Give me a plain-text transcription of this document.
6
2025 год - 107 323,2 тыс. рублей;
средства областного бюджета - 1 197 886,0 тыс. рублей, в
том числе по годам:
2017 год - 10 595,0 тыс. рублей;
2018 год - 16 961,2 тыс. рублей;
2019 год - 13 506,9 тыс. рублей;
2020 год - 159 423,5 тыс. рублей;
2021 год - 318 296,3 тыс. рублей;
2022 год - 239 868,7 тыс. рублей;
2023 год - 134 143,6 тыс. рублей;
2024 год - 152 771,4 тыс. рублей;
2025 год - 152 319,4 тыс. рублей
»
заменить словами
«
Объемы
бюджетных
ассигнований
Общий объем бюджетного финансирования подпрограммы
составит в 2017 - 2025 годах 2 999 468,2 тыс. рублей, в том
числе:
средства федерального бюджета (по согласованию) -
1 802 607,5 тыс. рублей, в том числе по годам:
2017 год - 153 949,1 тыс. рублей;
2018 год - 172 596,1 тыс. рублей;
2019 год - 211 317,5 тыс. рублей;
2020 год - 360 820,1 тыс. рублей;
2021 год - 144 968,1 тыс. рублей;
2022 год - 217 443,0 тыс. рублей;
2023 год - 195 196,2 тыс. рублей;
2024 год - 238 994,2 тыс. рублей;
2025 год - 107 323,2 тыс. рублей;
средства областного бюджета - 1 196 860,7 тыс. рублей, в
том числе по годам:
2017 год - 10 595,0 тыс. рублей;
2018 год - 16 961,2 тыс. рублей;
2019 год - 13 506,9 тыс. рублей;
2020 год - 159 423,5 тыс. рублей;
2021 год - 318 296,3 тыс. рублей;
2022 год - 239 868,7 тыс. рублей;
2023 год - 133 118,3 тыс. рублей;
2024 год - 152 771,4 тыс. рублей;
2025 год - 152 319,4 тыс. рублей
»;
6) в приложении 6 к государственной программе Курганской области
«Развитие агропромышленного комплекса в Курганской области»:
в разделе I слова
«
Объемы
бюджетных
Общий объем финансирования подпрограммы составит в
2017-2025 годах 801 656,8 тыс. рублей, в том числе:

▶ **TASK DETAILS**
Collect each line above holding the string "областного".

▶ **SOLUTION FOR THIS PROBLEM**
средства областного бюджета - 1 197 886,0 тыс. рублей, в
средства областного бюджета - 1 196 860,7 тыс. рублей, в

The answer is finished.